Select every line containing the word "kamchiliklari" from the material, and copy those lines.

------------------------------------------------

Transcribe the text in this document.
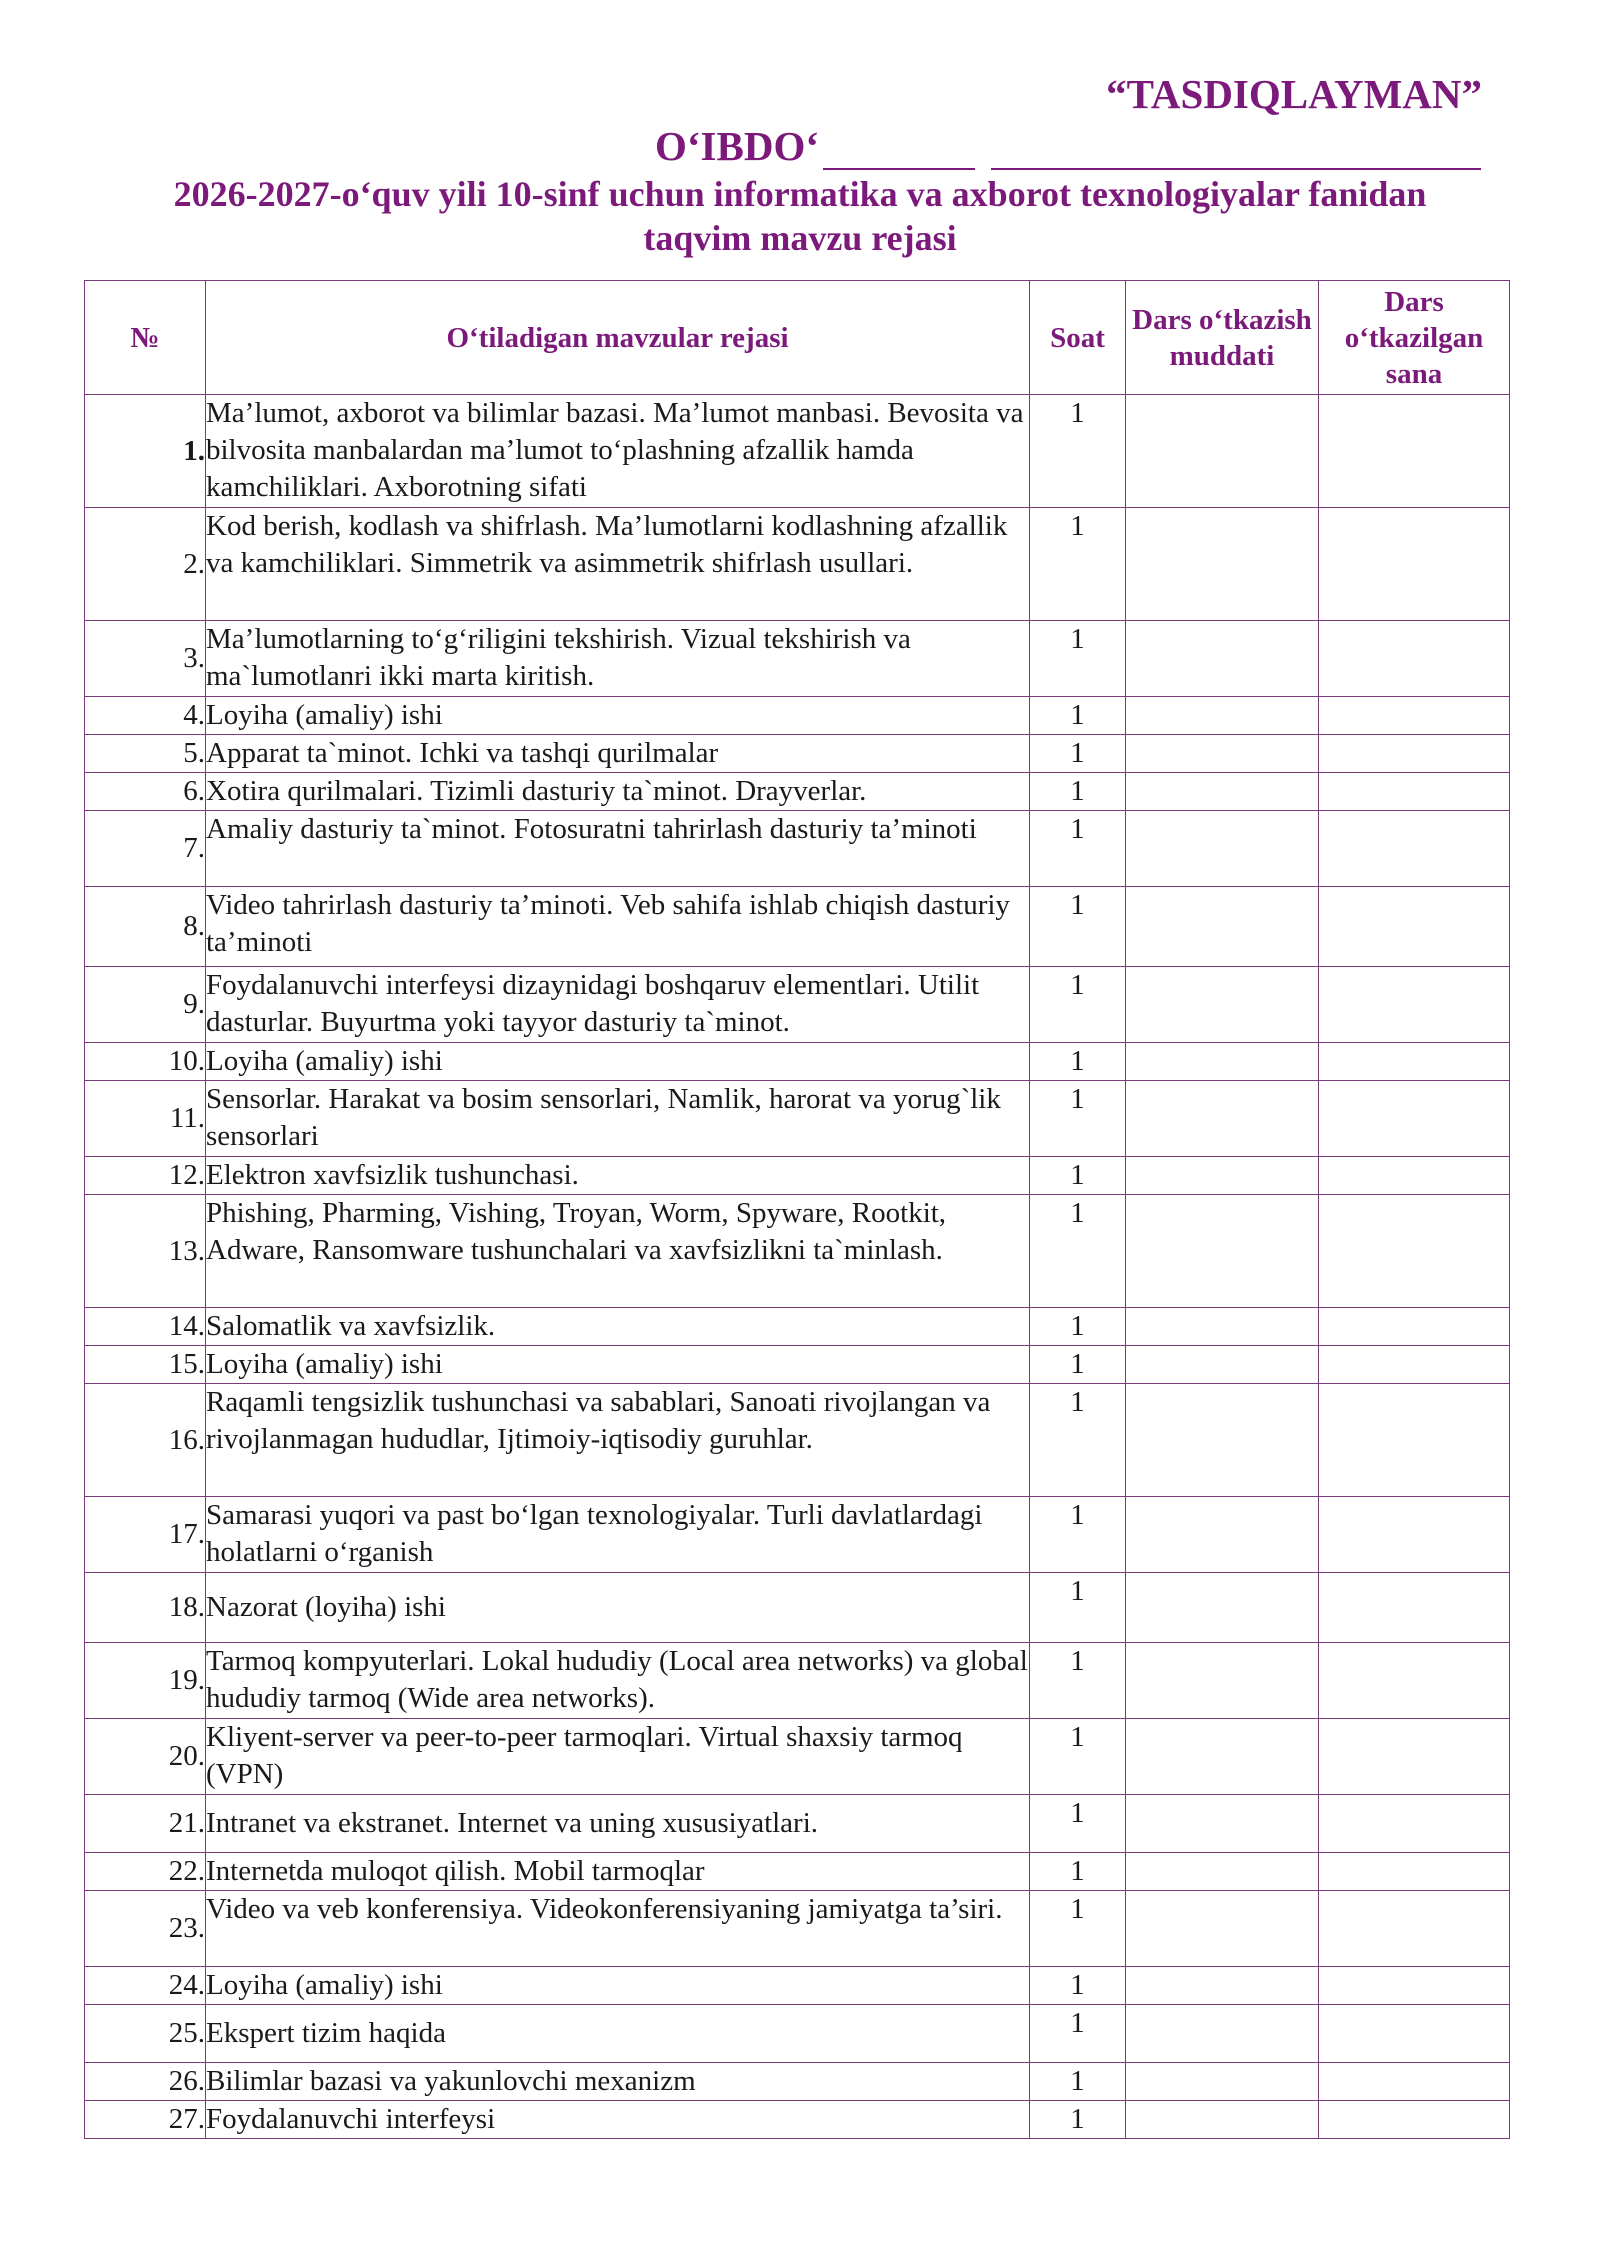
“TASDIQLAYMAN”
O‘IBDO‘
2026-2027-o‘quv yili 10-sinf uchun informatika va axborot texnologiyalar fanidan
taqvim mavzu rejasi
№	O‘tiladigan mavzular rejasi	Soat	Dars o‘tkazish muddati	Dars o‘tkazilgan sana
1.	Ma’lumot, axborot va bilimlar bazasi. Ma’lumot manbasi. Bevosita va bilvosita manbalardan ma’lumot to‘plashning afzallik hamda kamchiliklari. Axborotning sifati	1		
2.	Kod berish, kodlash va shifrlash. Ma’lumotlarni kodlashning afzallik va kamchiliklari. Simmetrik va asimmetrik shifrlash usullari.	1		
3.	Ma’lumotlarning to‘g‘riligini tekshirish. Vizual tekshirish va ma`lumotlanri ikki marta kiritish.	1		
4.	Loyiha (amaliy) ishi	1		
5.	Apparat ta`minot. Ichki va tashqi qurilmalar	1		
6.	Xotira qurilmalari. Tizimli dasturiy ta`minot. Drayverlar.	1		
7.	Amaliy dasturiy ta`minot. Fotosuratni tahrirlash dasturiy ta’minoti	1		
8.	Video tahrirlash dasturiy ta’minoti. Veb sahifa ishlab chiqish dasturiy ta’minoti	1		
9.	Foydalanuvchi interfeysi dizaynidagi boshqaruv elementlari. Utilit dasturlar. Buyurtma yoki tayyor dasturiy ta`minot.	1		
10.	Loyiha (amaliy) ishi	1		
11.	Sensorlar. Harakat va bosim sensorlari, Namlik, harorat va yorug`lik sensorlari	1		
12.	Elektron xavfsizlik tushunchasi.	1		
13.	Phishing, Pharming, Vishing, Troyan, Worm, Spyware, Rootkit, Adware, Ransomware tushunchalari va xavfsizlikni ta`minlash.	1		
14.	Salomatlik va xavfsizlik.	1		
15.	Loyiha (amaliy) ishi	1		
16.	Raqamli tengsizlik tushunchasi va sabablari, Sanoati rivojlangan va rivojlanmagan hududlar, Ijtimoiy-iqtisodiy guruhlar.	1		
17.	Samarasi yuqori va past bo‘lgan texnologiyalar. Turli davlatlardagi holatlarni o‘rganish	1		
18.	Nazorat (loyiha) ishi	1		
19.	Tarmoq kompyuterlari. Lokal hududiy (Local area networks) va global hududiy tarmoq (Wide area networks).	1		
20.	Kliyent-server va peer-to-peer tarmoqlari. Virtual shaxsiy tarmoq (VPN)	1		
21.	Intranet va ekstranet. Internet va uning xususiyatlari.	1		
22.	Internetda muloqot qilish. Mobil tarmoqlar	1		
23.	Video va veb konferensiya. Videokonferensiyaning jamiyatga ta’siri.	1		
24.	Loyiha (amaliy) ishi	1		
25.	Ekspert tizim haqida	1		
26.	Bilimlar bazasi va yakunlovchi mexanizm	1		
27.	Foydalanuvchi interfeysi	1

------------------------------------------------

#### [Right answer]
1.	Ma’lumot, axborot va bilimlar bazasi. Ma’lumot manbasi. Bevosita va bilvosita manbalardan ma’lumot to‘plashning afzallik hamda kamchiliklari. Axborotning sifati	1		
2.	Kod berish, kodlash va shifrlash. Ma’lumotlarni kodlashning afzallik va kamchiliklari. Simmetrik va asimmetrik shifrlash usullari.	1		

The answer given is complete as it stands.